▸ **Given entries**:
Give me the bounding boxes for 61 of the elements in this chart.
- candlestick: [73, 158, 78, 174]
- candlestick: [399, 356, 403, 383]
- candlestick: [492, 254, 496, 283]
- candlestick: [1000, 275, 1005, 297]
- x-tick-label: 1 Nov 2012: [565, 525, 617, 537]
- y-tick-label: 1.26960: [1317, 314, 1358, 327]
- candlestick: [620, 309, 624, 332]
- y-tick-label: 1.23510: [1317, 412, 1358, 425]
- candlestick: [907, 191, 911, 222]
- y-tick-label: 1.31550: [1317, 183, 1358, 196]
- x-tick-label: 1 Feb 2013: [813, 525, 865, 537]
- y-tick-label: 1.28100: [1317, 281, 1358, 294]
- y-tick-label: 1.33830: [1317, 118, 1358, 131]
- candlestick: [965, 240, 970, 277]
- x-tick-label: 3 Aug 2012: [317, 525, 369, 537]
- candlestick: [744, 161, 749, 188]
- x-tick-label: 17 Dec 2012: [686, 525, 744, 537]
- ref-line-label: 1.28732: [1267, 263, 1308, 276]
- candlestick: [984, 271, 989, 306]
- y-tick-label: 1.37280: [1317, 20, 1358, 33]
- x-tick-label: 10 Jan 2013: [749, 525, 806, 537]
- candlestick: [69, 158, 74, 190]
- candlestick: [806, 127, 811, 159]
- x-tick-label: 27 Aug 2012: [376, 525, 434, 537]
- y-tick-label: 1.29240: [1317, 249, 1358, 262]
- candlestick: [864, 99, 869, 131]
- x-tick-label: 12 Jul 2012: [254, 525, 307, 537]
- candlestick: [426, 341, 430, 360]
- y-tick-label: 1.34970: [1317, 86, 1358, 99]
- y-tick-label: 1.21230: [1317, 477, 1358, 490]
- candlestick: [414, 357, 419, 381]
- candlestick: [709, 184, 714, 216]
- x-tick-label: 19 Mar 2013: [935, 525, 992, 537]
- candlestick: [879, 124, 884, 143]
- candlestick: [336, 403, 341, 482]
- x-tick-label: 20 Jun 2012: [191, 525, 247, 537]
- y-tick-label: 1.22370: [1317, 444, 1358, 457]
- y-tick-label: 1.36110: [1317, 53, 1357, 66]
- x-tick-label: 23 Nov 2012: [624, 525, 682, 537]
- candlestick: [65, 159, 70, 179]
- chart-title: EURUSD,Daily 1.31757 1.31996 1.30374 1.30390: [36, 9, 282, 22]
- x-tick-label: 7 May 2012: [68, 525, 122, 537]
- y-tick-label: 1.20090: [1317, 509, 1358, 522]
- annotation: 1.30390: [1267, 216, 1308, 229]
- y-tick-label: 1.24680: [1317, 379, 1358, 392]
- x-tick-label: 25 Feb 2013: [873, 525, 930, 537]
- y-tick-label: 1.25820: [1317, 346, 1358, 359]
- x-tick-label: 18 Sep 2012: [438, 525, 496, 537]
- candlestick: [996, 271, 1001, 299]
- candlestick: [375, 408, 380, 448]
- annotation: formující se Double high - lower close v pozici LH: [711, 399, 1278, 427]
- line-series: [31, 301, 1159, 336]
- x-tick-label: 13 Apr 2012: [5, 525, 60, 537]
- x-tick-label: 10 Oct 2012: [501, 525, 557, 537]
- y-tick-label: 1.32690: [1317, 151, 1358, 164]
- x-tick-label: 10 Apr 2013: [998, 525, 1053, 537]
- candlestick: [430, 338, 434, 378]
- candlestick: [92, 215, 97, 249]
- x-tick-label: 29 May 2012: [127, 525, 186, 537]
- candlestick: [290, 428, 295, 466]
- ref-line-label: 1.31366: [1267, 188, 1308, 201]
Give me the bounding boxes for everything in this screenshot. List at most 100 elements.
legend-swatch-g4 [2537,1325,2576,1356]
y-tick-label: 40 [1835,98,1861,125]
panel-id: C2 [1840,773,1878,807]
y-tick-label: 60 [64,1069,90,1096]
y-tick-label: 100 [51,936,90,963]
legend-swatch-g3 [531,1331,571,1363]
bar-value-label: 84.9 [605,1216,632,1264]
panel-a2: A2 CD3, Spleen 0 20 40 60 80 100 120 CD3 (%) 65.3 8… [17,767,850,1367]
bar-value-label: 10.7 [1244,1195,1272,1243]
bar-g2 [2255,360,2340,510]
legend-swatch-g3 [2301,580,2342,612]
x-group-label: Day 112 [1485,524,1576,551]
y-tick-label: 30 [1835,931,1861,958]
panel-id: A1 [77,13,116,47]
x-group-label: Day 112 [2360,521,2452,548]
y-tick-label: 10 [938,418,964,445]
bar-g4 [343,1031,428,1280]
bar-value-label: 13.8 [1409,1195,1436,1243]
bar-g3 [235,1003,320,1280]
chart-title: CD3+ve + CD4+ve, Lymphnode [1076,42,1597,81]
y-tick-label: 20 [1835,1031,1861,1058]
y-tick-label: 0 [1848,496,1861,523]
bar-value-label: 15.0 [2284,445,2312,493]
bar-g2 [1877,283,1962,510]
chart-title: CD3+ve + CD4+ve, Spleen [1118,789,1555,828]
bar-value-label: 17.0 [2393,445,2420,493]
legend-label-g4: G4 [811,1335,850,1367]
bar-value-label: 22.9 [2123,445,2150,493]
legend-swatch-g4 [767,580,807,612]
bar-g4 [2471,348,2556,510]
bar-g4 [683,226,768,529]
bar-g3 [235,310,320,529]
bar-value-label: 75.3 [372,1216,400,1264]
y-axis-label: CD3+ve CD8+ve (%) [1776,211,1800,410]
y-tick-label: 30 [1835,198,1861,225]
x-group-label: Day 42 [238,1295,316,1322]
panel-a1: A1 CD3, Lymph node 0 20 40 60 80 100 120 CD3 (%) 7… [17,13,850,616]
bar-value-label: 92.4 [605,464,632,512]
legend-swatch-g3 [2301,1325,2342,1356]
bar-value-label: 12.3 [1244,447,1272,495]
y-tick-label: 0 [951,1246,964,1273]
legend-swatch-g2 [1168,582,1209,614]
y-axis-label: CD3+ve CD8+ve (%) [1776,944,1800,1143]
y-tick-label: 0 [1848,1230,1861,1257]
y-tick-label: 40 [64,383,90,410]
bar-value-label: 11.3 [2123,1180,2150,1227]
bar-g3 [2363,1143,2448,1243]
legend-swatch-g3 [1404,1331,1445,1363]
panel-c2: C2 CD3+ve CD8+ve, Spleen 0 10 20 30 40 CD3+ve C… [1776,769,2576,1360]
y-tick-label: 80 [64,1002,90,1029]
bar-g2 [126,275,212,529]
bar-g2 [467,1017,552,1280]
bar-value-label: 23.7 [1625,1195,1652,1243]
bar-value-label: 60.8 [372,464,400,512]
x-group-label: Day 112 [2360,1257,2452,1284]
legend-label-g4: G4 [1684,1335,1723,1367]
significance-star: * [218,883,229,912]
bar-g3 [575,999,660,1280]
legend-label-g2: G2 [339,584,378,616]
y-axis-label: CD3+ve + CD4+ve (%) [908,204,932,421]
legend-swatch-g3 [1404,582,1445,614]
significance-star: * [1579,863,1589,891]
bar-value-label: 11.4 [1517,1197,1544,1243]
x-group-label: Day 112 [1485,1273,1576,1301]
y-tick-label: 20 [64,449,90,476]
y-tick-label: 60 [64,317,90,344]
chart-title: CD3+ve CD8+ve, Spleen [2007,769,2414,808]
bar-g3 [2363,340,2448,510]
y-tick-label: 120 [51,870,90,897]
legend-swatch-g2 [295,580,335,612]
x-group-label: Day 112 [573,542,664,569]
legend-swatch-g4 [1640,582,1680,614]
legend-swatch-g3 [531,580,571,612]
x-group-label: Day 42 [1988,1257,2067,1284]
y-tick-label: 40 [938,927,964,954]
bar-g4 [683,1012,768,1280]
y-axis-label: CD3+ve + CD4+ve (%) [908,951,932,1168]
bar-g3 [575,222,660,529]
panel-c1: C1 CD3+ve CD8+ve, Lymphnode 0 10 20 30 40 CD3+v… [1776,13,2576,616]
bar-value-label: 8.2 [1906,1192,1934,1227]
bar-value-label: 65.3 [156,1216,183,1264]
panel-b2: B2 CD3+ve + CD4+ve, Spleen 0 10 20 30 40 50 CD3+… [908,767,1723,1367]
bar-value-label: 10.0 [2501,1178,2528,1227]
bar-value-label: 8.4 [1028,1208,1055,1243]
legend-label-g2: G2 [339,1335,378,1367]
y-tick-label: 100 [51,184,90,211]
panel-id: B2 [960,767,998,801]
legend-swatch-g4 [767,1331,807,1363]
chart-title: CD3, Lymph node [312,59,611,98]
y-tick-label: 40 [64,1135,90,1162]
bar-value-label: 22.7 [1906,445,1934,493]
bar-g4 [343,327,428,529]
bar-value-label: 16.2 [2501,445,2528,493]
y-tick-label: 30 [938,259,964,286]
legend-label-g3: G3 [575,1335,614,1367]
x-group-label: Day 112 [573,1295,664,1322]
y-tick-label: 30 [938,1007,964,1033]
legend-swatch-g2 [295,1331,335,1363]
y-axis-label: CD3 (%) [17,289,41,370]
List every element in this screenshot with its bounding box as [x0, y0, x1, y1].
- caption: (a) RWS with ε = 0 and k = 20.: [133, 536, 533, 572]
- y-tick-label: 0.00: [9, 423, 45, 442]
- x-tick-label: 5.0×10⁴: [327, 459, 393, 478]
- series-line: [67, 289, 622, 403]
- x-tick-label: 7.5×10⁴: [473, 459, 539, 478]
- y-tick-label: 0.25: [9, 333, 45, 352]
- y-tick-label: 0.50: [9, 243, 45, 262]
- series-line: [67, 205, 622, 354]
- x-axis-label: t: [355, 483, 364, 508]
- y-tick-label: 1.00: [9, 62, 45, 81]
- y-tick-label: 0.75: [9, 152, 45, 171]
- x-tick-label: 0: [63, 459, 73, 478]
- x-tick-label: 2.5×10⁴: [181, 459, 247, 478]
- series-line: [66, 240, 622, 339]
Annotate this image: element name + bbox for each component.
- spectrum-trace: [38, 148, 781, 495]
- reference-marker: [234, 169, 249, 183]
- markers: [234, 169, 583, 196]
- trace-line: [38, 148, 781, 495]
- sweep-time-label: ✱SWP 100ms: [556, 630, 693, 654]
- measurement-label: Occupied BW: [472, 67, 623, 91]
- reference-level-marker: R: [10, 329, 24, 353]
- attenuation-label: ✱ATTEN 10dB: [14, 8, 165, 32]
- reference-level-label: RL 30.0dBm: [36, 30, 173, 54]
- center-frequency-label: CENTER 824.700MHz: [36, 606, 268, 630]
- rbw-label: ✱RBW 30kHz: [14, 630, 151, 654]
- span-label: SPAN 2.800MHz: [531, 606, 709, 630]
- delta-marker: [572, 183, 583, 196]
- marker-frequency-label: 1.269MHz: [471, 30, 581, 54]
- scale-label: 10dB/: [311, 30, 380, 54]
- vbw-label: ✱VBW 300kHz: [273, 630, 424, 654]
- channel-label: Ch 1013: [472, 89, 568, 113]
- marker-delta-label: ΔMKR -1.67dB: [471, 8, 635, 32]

▸ **Task directions**: Return every line of the entries above that contains the word "boxes", matching case exactly.

▸ **The solution**:
Give me the bounding boxes for 61 of the elements in this chart.
Give me the bounding boxes for everything in this screenshot. List at most 100 elements.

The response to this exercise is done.